**WRITTEN EXERCISE**
Restate all of the data exactly.

[Figure record extracts]
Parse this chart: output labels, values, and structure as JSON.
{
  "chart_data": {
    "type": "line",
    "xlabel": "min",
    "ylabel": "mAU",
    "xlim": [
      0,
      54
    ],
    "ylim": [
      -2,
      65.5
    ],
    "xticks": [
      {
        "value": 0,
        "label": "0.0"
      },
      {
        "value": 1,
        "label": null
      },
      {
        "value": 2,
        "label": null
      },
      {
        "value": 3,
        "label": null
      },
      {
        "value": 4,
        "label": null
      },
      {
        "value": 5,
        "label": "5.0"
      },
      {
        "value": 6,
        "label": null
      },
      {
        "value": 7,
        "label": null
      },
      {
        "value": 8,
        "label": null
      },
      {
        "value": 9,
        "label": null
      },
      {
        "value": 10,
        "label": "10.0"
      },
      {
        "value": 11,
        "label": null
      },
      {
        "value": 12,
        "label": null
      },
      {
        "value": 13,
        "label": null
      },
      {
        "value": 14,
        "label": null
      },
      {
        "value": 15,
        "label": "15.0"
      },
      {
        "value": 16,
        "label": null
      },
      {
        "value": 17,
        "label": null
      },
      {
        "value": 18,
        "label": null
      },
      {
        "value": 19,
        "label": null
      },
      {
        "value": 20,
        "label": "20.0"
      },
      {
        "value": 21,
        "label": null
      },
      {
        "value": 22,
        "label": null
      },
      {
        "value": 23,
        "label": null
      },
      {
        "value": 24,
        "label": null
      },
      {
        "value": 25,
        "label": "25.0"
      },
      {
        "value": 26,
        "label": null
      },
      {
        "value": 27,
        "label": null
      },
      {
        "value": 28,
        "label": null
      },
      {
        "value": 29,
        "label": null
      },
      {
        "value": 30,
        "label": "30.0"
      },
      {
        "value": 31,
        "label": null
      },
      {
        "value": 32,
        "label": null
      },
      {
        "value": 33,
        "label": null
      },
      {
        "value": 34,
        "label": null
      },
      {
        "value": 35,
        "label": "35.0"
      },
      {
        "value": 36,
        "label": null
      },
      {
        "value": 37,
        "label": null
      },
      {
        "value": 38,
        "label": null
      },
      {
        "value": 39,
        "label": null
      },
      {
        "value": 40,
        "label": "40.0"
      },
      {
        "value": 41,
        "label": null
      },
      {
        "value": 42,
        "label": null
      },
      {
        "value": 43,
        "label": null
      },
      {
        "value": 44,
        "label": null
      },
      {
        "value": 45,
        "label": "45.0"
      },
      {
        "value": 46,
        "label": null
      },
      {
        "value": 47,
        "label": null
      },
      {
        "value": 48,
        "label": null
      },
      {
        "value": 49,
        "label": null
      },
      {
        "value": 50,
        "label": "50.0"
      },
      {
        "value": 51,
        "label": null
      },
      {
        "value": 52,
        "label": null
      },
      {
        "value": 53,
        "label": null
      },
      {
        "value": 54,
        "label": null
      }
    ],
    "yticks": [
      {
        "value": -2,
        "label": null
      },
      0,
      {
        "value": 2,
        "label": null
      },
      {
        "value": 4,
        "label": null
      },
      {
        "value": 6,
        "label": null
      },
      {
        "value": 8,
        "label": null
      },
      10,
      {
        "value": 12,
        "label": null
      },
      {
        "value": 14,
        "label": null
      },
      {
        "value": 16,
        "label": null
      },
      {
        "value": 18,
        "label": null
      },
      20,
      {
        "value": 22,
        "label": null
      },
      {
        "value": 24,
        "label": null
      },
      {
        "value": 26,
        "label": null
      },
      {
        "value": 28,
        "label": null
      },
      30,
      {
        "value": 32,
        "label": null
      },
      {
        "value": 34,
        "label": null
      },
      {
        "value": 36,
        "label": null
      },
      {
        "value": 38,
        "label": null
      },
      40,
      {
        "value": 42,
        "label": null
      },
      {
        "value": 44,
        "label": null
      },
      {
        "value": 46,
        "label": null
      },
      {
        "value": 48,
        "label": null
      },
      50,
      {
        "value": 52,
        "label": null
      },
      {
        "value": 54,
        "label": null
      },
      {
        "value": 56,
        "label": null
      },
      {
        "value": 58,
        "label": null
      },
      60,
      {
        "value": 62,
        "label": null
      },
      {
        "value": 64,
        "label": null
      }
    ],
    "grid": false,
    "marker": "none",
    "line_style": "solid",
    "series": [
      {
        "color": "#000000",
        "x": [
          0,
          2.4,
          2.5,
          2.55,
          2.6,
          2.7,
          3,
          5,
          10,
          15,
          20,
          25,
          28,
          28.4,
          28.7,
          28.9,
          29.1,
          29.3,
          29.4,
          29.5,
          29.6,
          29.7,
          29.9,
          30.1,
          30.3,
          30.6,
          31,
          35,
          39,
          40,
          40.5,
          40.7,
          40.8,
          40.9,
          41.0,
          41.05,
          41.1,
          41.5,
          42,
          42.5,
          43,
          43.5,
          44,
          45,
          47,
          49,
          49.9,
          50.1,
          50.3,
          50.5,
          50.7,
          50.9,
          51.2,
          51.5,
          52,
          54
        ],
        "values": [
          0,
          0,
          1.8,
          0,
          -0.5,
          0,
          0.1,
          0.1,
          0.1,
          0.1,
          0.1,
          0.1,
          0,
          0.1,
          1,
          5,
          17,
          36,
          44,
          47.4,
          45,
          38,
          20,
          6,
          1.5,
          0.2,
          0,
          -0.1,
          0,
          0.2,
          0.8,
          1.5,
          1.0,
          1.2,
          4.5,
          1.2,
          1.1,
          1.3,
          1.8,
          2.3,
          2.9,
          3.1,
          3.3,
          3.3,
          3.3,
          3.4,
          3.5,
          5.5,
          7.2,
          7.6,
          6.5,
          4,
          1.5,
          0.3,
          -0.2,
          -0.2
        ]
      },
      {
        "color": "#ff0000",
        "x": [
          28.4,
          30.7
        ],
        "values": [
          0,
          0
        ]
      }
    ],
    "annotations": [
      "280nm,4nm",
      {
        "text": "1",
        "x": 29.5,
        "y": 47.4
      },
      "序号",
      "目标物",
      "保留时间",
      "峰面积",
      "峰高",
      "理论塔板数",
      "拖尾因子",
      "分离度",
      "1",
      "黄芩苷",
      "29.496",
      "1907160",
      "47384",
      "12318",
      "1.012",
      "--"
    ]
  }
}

**OUTPUT FOR THIS TASK**
Parse this chart: output labels, values, and structure as JSON.
{
  "chart_data": {
    "type": "line",
    "xlabel": "min",
    "ylabel": "mAU",
    "xlim": [
      0,
      54
    ],
    "ylim": [
      -2,
      65.5
    ],
    "xticks": [
      {
        "value": 0,
        "label": "0.0"
      },
      {
        "value": 1,
        "label": null
      },
      {
        "value": 2,
        "label": null
      },
      {
        "value": 3,
        "label": null
      },
      {
        "value": 4,
        "label": null
      },
      {
        "value": 5,
        "label": "5.0"
      },
      {
        "value": 6,
        "label": null
      },
      {
        "value": 7,
        "label": null
      },
      {
        "value": 8,
        "label": null
      },
      {
        "value": 9,
        "label": null
      },
      {
        "value": 10,
        "label": "10.0"
      },
      {
        "value": 11,
        "label": null
      },
      {
        "value": 12,
        "label": null
      },
      {
        "value": 13,
        "label": null
      },
      {
        "value": 14,
        "label": null
      },
      {
        "value": 15,
        "label": "15.0"
      },
      {
        "value": 16,
        "label": null
      },
      {
        "value": 17,
        "label": null
      },
      {
        "value": 18,
        "label": null
      },
      {
        "value": 19,
        "label": null
      },
      {
        "value": 20,
        "label": "20.0"
      },
      {
        "value": 21,
        "label": null
      },
      {
        "value": 22,
        "label": null
      },
      {
        "value": 23,
        "label": null
      },
      {
        "value": 24,
        "label": null
      },
      {
        "value": 25,
        "label": "25.0"
      },
      {
        "value": 26,
        "label": null
      },
      {
        "value": 27,
        "label": null
      },
      {
        "value": 28,
        "label": null
      },
      {
        "value": 29,
        "label": null
      },
      {
        "value": 30,
        "label": "30.0"
      },
      {
        "value": 31,
        "label": null
      },
      {
        "value": 32,
        "label": null
      },
      {
        "value": 33,
        "label": null
      },
      {
        "value": 34,
        "label": null
      },
      {
        "value": 35,
        "label": "35.0"
      },
      {
        "value": 36,
        "label": null
      },
      {
        "value": 37,
        "label": null
      },
      {
        "value": 38,
        "label": null
      },
      {
        "value": 39,
        "label": null
      },
      {
        "value": 40,
        "label": "40.0"
      },
      {
        "value": 41,
        "label": null
      },
      {
        "value": 42,
        "label": null
      },
      {
        "value": 43,
        "label": null
      },
      {
        "value": 44,
        "label": null
      },
      {
        "value": 45,
        "label": "45.0"
      },
      {
        "value": 46,
        "label": null
      },
      {
        "value": 47,
        "label": null
      },
      {
        "value": 48,
        "label": null
      },
      {
        "value": 49,
        "label": null
      },
      {
        "value": 50,
        "label": "50.0"
      },
      {
        "value": 51,
        "label": null
      },
      {
        "value": 52,
        "label": null
      },
      {
        "value": 53,
        "label": null
      },
      {
        "value": 54,
        "label": null
      }
    ],
    "yticks": [
      {
        "value": -2,
        "label": null
      },
      0,
      {
        "value": 2,
        "label": null
      },
      {
        "value": 4,
        "label": null
      },
      {
        "value": 6,
        "label": null
      },
      {
        "value": 8,
        "label": null
      },
      10,
      {
        "value": 12,
        "label": null
      },
      {
        "value": 14,
        "label": null
      },
      {
        "value": 16,
        "label": null
      },
      {
        "value": 18,
        "label": null
      },
      20,
      {
        "value": 22,
        "label": null
      },
      {
        "value": 24,
        "label": null
      },
      {
        "value": 26,
        "label": null
      },
      {
        "value": 28,
        "label": null
      },
      30,
      {
        "value": 32,
        "label": null
      },
      {
        "value": 34,
        "label": null
      },
      {
        "value": 36,
        "label": null
      },
      {
        "value": 38,
        "label": null
      },
      40,
      {
        "value": 42,
        "label": null
      },
      {
        "value": 44,
        "label": null
      },
      {
        "value": 46,
        "label": null
      },
      {
        "value": 48,
        "label": null
      },
      50,
      {
        "value": 52,
        "label": null
      },
      {
        "value": 54,
        "label": null
      },
      {
        "value": 56,
        "label": null
      },
      {
        "value": 58,
        "label": null
      },
      60,
      {
        "value": 62,
        "label": null
      },
      {
        "value": 64,
        "label": null
      }
    ],
    "grid": false,
    "marker": "none",
    "line_style": "solid",
    "series": [
      {
        "color": "#000000",
        "x": [
          0,
          2.4,
          2.5,
          2.55,
          2.6,
          2.7,
          3,
          5,
          10,
          15,
          20,
          25,
          28,
          28.4,
          28.7,
          28.9,
          29.1,
          29.3,
          29.4,
          29.5,
          29.6,
          29.7,
          29.9,
          30.1,
          30.3,
          30.6,
          31,
          35,
          39,
          40,
          40.5,
          40.7,
          40.8,
          40.9,
          41.0,
          41.05,
          41.1,
          41.5,
          42,
          42.5,
          43,
          43.5,
          44,
          45,
          47,
          49,
          49.9,
          50.1,
          50.3,
          50.5,
          50.7,
          50.9,
          51.2,
          51.5,
          52,
          54
        ],
        "values": [
          0,
          0,
          1.8,
          0,
          -0.5,
          0,
          0.1,
          0.1,
          0.1,
          0.1,
          0.1,
          0.1,
          0,
          0.1,
          1,
          5,
          17,
          36,
          44,
          47.4,
          45,
          38,
          20,
          6,
          1.5,
          0.2,
          0,
          -0.1,
          0,
          0.2,
          0.8,
          1.5,
          1.0,
          1.2,
          4.5,
          1.2,
          1.1,
          1.3,
          1.8,
          2.3,
          2.9,
          3.1,
          3.3,
          3.3,
          3.3,
          3.4,
          3.5,
          5.5,
          7.2,
          7.6,
          6.5,
          4,
          1.5,
          0.3,
          -0.2,
          -0.2
        ]
      },
      {
        "color": "#ff0000",
        "x": [
          28.4,
          30.7
        ],
        "values": [
          0,
          0
        ]
      }
    ],
    "annotations": [
      "280nm,4nm",
      {
        "text": "1",
        "x": 29.5,
        "y": 47.4
      },
      "序号",
      "目标物",
      "保留时间",
      "峰面积",
      "峰高",
      "理论塔板数",
      "拖尾因子",
      "分离度",
      "1",
      "黄芩苷",
      "29.496",
      "1907160",
      "47384",
      "12318",
      "1.012",
      "--"
    ]
  }
}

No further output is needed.